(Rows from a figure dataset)
##########

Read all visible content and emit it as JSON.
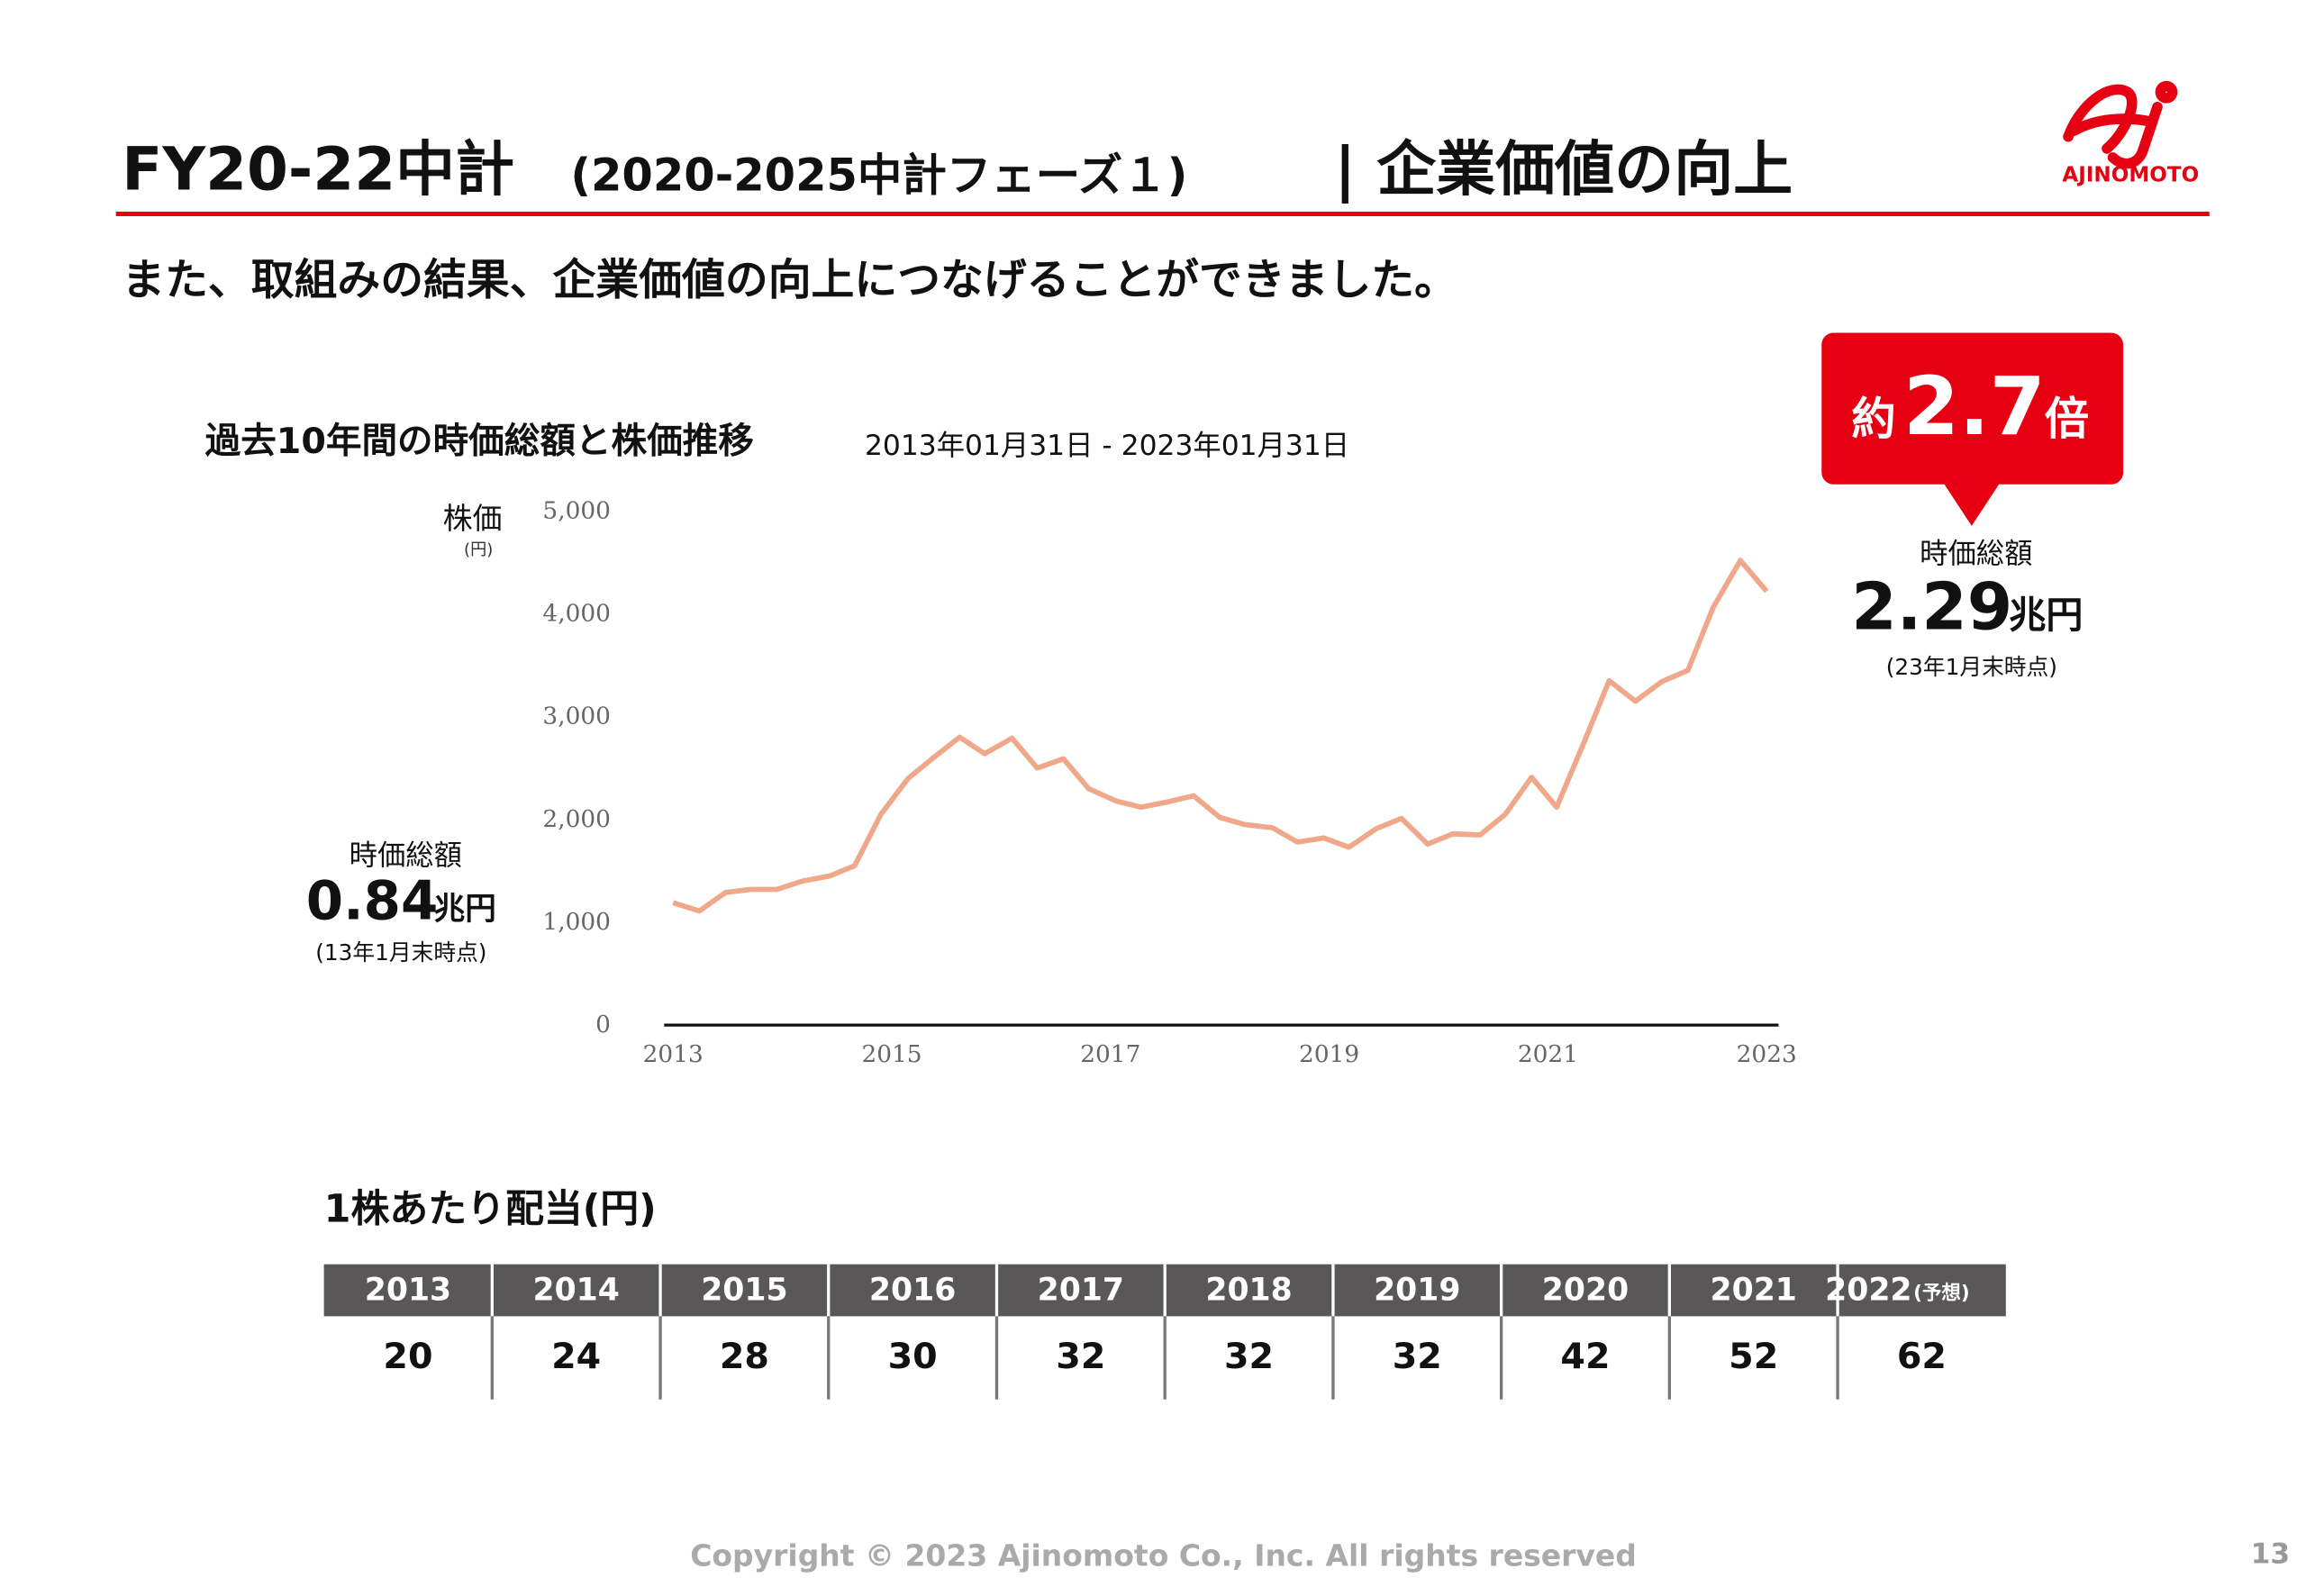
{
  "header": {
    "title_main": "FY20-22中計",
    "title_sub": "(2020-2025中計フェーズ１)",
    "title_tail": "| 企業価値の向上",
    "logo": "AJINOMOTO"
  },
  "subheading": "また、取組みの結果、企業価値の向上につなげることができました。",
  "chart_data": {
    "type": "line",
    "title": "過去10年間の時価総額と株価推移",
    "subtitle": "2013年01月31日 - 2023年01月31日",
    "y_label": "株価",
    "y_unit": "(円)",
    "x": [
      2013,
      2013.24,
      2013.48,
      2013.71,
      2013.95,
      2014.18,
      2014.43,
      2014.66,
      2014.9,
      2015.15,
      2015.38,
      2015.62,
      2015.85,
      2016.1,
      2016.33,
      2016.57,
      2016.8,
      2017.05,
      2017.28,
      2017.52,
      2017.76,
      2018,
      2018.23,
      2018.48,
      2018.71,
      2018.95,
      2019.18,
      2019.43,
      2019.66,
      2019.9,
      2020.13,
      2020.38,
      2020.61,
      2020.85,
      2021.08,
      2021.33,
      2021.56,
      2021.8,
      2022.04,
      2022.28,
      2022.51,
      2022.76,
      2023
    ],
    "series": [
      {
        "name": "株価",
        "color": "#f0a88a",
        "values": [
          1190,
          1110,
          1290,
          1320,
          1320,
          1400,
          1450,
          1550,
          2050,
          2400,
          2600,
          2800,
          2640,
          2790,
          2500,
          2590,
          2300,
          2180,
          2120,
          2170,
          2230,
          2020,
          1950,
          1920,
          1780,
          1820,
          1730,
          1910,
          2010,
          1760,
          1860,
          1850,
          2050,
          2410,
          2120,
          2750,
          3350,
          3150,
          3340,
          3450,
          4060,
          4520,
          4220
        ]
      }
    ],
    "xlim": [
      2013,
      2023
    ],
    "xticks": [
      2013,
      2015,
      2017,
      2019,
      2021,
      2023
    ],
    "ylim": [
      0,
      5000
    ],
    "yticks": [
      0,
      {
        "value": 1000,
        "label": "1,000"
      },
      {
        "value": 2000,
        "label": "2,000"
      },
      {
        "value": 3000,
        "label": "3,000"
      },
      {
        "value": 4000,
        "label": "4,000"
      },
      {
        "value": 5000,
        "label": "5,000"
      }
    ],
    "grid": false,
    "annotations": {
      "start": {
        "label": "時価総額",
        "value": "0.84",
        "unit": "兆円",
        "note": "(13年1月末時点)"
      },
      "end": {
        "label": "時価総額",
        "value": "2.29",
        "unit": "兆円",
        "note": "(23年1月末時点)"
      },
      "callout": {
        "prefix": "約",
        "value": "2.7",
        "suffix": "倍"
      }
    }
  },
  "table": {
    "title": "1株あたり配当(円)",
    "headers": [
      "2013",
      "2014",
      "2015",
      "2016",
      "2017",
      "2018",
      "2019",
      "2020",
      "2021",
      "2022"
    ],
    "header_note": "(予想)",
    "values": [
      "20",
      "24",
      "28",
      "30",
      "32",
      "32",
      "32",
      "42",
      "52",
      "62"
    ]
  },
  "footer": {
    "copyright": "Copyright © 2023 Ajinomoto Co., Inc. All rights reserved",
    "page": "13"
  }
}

##########

- _Goal_
Each line of the data is to be duplicated exactly; pictures stay out of the copy.

- _Final result_
Read all visible content and emit it as JSON.
{
  "header": {
    "title_main": "FY20-22中計",
    "title_sub": "(2020-2025中計フェーズ１)",
    "title_tail": "| 企業価値の向上",
    "logo": "AJINOMOTO"
  },
  "subheading": "また、取組みの結果、企業価値の向上につなげることができました。",
  "chart_data": {
    "type": "line",
    "title": "過去10年間の時価総額と株価推移",
    "subtitle": "2013年01月31日 - 2023年01月31日",
    "y_label": "株価",
    "y_unit": "(円)",
    "x": [
      2013,
      2013.24,
      2013.48,
      2013.71,
      2013.95,
      2014.18,
      2014.43,
      2014.66,
      2014.9,
      2015.15,
      2015.38,
      2015.62,
      2015.85,
      2016.1,
      2016.33,
      2016.57,
      2016.8,
      2017.05,
      2017.28,
      2017.52,
      2017.76,
      2018,
      2018.23,
      2018.48,
      2018.71,
      2018.95,
      2019.18,
      2019.43,
      2019.66,
      2019.9,
      2020.13,
      2020.38,
      2020.61,
      2020.85,
      2021.08,
      2021.33,
      2021.56,
      2021.8,
      2022.04,
      2022.28,
      2022.51,
      2022.76,
      2023
    ],
    "series": [
      {
        "name": "株価",
        "color": "#f0a88a",
        "values": [
          1190,
          1110,
          1290,
          1320,
          1320,
          1400,
          1450,
          1550,
          2050,
          2400,
          2600,
          2800,
          2640,
          2790,
          2500,
          2590,
          2300,
          2180,
          2120,
          2170,
          2230,
          2020,
          1950,
          1920,
          1780,
          1820,
          1730,
          1910,
          2010,
          1760,
          1860,
          1850,
          2050,
          2410,
          2120,
          2750,
          3350,
          3150,
          3340,
          3450,
          4060,
          4520,
          4220
        ]
      }
    ],
    "xlim": [
      2013,
      2023
    ],
    "xticks": [
      2013,
      2015,
      2017,
      2019,
      2021,
      2023
    ],
    "ylim": [
      0,
      5000
    ],
    "yticks": [
      0,
      {
        "value": 1000,
        "label": "1,000"
      },
      {
        "value": 2000,
        "label": "2,000"
      },
      {
        "value": 3000,
        "label": "3,000"
      },
      {
        "value": 4000,
        "label": "4,000"
      },
      {
        "value": 5000,
        "label": "5,000"
      }
    ],
    "grid": false,
    "annotations": {
      "start": {
        "label": "時価総額",
        "value": "0.84",
        "unit": "兆円",
        "note": "(13年1月末時点)"
      },
      "end": {
        "label": "時価総額",
        "value": "2.29",
        "unit": "兆円",
        "note": "(23年1月末時点)"
      },
      "callout": {
        "prefix": "約",
        "value": "2.7",
        "suffix": "倍"
      }
    }
  },
  "table": {
    "title": "1株あたり配当(円)",
    "headers": [
      "2013",
      "2014",
      "2015",
      "2016",
      "2017",
      "2018",
      "2019",
      "2020",
      "2021",
      "2022"
    ],
    "header_note": "(予想)",
    "values": [
      "20",
      "24",
      "28",
      "30",
      "32",
      "32",
      "32",
      "42",
      "52",
      "62"
    ]
  },
  "footer": {
    "copyright": "Copyright © 2023 Ajinomoto Co., Inc. All rights reserved",
    "page": "13"
  }
}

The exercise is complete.